* WHAT YOU ARE ASKED TO DO: Below is some material; transcribe all of it exactly.

* WORKING DATA:
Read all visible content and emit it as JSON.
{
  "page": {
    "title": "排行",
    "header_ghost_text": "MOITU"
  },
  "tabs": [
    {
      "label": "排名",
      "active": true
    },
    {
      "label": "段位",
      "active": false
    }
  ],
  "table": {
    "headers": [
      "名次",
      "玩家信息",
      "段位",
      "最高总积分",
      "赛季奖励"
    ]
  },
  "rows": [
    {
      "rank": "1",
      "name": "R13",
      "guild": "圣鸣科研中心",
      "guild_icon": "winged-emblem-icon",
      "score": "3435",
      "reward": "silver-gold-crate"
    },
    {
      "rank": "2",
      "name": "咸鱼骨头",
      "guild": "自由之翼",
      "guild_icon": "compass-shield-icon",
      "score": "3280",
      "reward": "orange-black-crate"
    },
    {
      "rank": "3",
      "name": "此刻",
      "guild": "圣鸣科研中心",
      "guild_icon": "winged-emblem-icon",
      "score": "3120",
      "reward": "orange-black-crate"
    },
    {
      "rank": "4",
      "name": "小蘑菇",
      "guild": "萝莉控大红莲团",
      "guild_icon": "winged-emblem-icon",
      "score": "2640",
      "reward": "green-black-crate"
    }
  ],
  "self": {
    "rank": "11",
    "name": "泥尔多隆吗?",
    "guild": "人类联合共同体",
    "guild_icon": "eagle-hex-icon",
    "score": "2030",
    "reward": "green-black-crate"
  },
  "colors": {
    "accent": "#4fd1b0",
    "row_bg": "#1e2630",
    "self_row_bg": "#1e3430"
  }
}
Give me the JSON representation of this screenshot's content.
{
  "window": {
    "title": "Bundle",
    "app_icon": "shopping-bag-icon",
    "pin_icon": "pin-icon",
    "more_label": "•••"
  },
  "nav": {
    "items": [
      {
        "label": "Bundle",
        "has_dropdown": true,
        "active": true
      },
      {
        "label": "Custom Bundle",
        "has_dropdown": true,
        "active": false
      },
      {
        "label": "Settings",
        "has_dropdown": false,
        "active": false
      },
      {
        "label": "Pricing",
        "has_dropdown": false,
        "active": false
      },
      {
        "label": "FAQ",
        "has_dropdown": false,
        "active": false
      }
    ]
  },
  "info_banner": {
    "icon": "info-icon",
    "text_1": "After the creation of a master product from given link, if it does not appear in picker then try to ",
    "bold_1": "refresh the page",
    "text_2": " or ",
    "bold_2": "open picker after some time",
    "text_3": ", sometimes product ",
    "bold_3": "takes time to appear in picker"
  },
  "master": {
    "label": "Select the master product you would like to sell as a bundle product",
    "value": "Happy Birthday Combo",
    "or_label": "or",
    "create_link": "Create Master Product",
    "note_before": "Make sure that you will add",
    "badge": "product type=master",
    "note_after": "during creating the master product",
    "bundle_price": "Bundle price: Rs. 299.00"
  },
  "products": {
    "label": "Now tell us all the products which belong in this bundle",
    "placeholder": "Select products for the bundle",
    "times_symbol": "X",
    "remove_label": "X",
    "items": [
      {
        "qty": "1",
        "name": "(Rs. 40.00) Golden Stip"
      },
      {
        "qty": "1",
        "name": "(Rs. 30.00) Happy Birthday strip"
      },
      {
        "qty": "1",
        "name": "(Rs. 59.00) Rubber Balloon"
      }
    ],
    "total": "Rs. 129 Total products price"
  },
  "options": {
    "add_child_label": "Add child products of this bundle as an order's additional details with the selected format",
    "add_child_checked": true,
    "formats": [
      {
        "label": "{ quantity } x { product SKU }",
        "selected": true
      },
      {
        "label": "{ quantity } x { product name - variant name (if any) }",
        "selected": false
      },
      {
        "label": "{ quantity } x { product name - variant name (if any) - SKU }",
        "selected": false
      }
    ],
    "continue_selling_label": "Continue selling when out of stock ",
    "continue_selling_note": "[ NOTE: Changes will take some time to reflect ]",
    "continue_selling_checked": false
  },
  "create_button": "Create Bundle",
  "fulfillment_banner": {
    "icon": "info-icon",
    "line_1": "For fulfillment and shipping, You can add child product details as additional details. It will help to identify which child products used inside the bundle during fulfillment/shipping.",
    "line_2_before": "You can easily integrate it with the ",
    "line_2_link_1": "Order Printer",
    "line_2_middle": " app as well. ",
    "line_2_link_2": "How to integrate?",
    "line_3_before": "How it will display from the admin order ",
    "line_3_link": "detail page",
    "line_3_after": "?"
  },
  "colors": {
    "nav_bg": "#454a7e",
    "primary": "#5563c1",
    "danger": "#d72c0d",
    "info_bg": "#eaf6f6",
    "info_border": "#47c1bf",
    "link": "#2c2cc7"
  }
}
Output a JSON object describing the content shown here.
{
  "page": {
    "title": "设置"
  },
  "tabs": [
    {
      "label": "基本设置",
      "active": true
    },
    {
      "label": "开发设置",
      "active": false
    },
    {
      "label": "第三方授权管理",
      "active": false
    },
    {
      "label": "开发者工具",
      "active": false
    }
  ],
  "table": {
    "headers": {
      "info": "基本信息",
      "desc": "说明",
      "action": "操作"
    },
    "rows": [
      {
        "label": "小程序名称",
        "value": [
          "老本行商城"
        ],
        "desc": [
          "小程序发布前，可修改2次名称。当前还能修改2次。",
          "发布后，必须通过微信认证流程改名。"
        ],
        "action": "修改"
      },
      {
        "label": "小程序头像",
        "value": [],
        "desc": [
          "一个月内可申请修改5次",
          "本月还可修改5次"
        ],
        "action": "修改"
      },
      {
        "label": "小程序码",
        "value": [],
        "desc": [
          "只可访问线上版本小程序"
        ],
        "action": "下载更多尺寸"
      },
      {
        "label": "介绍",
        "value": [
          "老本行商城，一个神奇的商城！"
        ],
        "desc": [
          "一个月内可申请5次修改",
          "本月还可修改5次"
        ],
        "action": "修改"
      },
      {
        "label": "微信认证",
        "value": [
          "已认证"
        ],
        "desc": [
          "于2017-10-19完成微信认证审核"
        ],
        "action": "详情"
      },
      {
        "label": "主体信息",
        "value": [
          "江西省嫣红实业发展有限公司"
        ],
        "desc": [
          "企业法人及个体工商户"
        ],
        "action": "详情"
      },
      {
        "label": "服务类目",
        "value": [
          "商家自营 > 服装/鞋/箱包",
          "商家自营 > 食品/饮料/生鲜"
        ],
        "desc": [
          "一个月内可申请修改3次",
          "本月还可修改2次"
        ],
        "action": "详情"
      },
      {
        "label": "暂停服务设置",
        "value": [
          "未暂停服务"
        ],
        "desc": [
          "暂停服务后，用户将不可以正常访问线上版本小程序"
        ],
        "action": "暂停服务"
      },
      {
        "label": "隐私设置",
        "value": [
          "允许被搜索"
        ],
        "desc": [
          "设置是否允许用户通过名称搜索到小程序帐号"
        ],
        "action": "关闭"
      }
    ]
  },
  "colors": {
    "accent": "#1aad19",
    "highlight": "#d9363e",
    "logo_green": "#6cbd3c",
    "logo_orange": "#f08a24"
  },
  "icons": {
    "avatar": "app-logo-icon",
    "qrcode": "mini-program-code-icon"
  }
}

* WRITTEN REPLY:
Read all visible content and emit it as JSON.
{
  "page": {
    "title": "排行",
    "header_ghost_text": "MOITU"
  },
  "tabs": [
    {
      "label": "排名",
      "active": true
    },
    {
      "label": "段位",
      "active": false
    }
  ],
  "table": {
    "headers": [
      "名次",
      "玩家信息",
      "段位",
      "最高总积分",
      "赛季奖励"
    ]
  },
  "rows": [
    {
      "rank": "1",
      "name": "R13",
      "guild": "圣鸣科研中心",
      "guild_icon": "winged-emblem-icon",
      "score": "3435",
      "reward": "silver-gold-crate"
    },
    {
      "rank": "2",
      "name": "咸鱼骨头",
      "guild": "自由之翼",
      "guild_icon": "compass-shield-icon",
      "score": "3280",
      "reward": "orange-black-crate"
    },
    {
      "rank": "3",
      "name": "此刻",
      "guild": "圣鸣科研中心",
      "guild_icon": "winged-emblem-icon",
      "score": "3120",
      "reward": "orange-black-crate"
    },
    {
      "rank": "4",
      "name": "小蘑菇",
      "guild": "萝莉控大红莲团",
      "guild_icon": "winged-emblem-icon",
      "score": "2640",
      "reward": "green-black-crate"
    }
  ],
  "self": {
    "rank": "11",
    "name": "泥尔多隆吗?",
    "guild": "人类联合共同体",
    "guild_icon": "eagle-hex-icon",
    "score": "2030",
    "reward": "green-black-crate"
  },
  "colors": {
    "accent": "#4fd1b0",
    "row_bg": "#1e2630",
    "self_row_bg": "#1e3430"
  }
}
Give me the JSON representation of this screenshot's content.
{
  "window": {
    "title": "Bundle",
    "app_icon": "shopping-bag-icon",
    "pin_icon": "pin-icon",
    "more_label": "•••"
  },
  "nav": {
    "items": [
      {
        "label": "Bundle",
        "has_dropdown": true,
        "active": true
      },
      {
        "label": "Custom Bundle",
        "has_dropdown": true,
        "active": false
      },
      {
        "label": "Settings",
        "has_dropdown": false,
        "active": false
      },
      {
        "label": "Pricing",
        "has_dropdown": false,
        "active": false
      },
      {
        "label": "FAQ",
        "has_dropdown": false,
        "active": false
      }
    ]
  },
  "info_banner": {
    "icon": "info-icon",
    "text_1": "After the creation of a master product from given link, if it does not appear in picker then try to ",
    "bold_1": "refresh the page",
    "text_2": " or ",
    "bold_2": "open picker after some time",
    "text_3": ", sometimes product ",
    "bold_3": "takes time to appear in picker"
  },
  "master": {
    "label": "Select the master product you would like to sell as a bundle product",
    "value": "Happy Birthday Combo",
    "or_label": "or",
    "create_link": "Create Master Product",
    "note_before": "Make sure that you will add",
    "badge": "product type=master",
    "note_after": "during creating the master product",
    "bundle_price": "Bundle price: Rs. 299.00"
  },
  "products": {
    "label": "Now tell us all the products which belong in this bundle",
    "placeholder": "Select products for the bundle",
    "times_symbol": "X",
    "remove_label": "X",
    "items": [
      {
        "qty": "1",
        "name": "(Rs. 40.00) Golden Stip"
      },
      {
        "qty": "1",
        "name": "(Rs. 30.00) Happy Birthday strip"
      },
      {
        "qty": "1",
        "name": "(Rs. 59.00) Rubber Balloon"
      }
    ],
    "total": "Rs. 129 Total products price"
  },
  "options": {
    "add_child_label": "Add child products of this bundle as an order's additional details with the selected format",
    "add_child_checked": true,
    "formats": [
      {
        "label": "{ quantity } x { product SKU }",
        "selected": true
      },
      {
        "label": "{ quantity } x { product name - variant name (if any) }",
        "selected": false
      },
      {
        "label": "{ quantity } x { product name - variant name (if any) - SKU }",
        "selected": false
      }
    ],
    "continue_selling_label": "Continue selling when out of stock ",
    "continue_selling_note": "[ NOTE: Changes will take some time to reflect ]",
    "continue_selling_checked": false
  },
  "create_button": "Create Bundle",
  "fulfillment_banner": {
    "icon": "info-icon",
    "line_1": "For fulfillment and shipping, You can add child product details as additional details. It will help to identify which child products used inside the bundle during fulfillment/shipping.",
    "line_2_before": "You can easily integrate it with the ",
    "line_2_link_1": "Order Printer",
    "line_2_middle": " app as well. ",
    "line_2_link_2": "How to integrate?",
    "line_3_before": "How it will display from the admin order ",
    "line_3_link": "detail page",
    "line_3_after": "?"
  },
  "colors": {
    "nav_bg": "#454a7e",
    "primary": "#5563c1",
    "danger": "#d72c0d",
    "info_bg": "#eaf6f6",
    "info_border": "#47c1bf",
    "link": "#2c2cc7"
  }
}
Output a JSON object describing the content shown here.
{
  "page": {
    "title": "设置"
  },
  "tabs": [
    {
      "label": "基本设置",
      "active": true
    },
    {
      "label": "开发设置",
      "active": false
    },
    {
      "label": "第三方授权管理",
      "active": false
    },
    {
      "label": "开发者工具",
      "active": false
    }
  ],
  "table": {
    "headers": {
      "info": "基本信息",
      "desc": "说明",
      "action": "操作"
    },
    "rows": [
      {
        "label": "小程序名称",
        "value": [
          "老本行商城"
        ],
        "desc": [
          "小程序发布前，可修改2次名称。当前还能修改2次。",
          "发布后，必须通过微信认证流程改名。"
        ],
        "action": "修改"
      },
      {
        "label": "小程序头像",
        "value": [],
        "desc": [
          "一个月内可申请修改5次",
          "本月还可修改5次"
        ],
        "action": "修改"
      },
      {
        "label": "小程序码",
        "value": [],
        "desc": [
          "只可访问线上版本小程序"
        ],
        "action": "下载更多尺寸"
      },
      {
        "label": "介绍",
        "value": [
          "老本行商城，一个神奇的商城！"
        ],
        "desc": [
          "一个月内可申请5次修改",
          "本月还可修改5次"
        ],
        "action": "修改"
      },
      {
        "label": "微信认证",
        "value": [
          "已认证"
        ],
        "desc": [
          "于2017-10-19完成微信认证审核"
        ],
        "action": "详情"
      },
      {
        "label": "主体信息",
        "value": [
          "江西省嫣红实业发展有限公司"
        ],
        "desc": [
          "企业法人及个体工商户"
        ],
        "action": "详情"
      },
      {
        "label": "服务类目",
        "value": [
          "商家自营 > 服装/鞋/箱包",
          "商家自营 > 食品/饮料/生鲜"
        ],
        "desc": [
          "一个月内可申请修改3次",
          "本月还可修改2次"
        ],
        "action": "详情"
      },
      {
        "label": "暂停服务设置",
        "value": [
          "未暂停服务"
        ],
        "desc": [
          "暂停服务后，用户将不可以正常访问线上版本小程序"
        ],
        "action": "暂停服务"
      },
      {
        "label": "隐私设置",
        "value": [
          "允许被搜索"
        ],
        "desc": [
          "设置是否允许用户通过名称搜索到小程序帐号"
        ],
        "action": "关闭"
      }
    ]
  },
  "colors": {
    "accent": "#1aad19",
    "highlight": "#d9363e",
    "logo_green": "#6cbd3c",
    "logo_orange": "#f08a24"
  },
  "icons": {
    "avatar": "app-logo-icon",
    "qrcode": "mini-program-code-icon"
  }
}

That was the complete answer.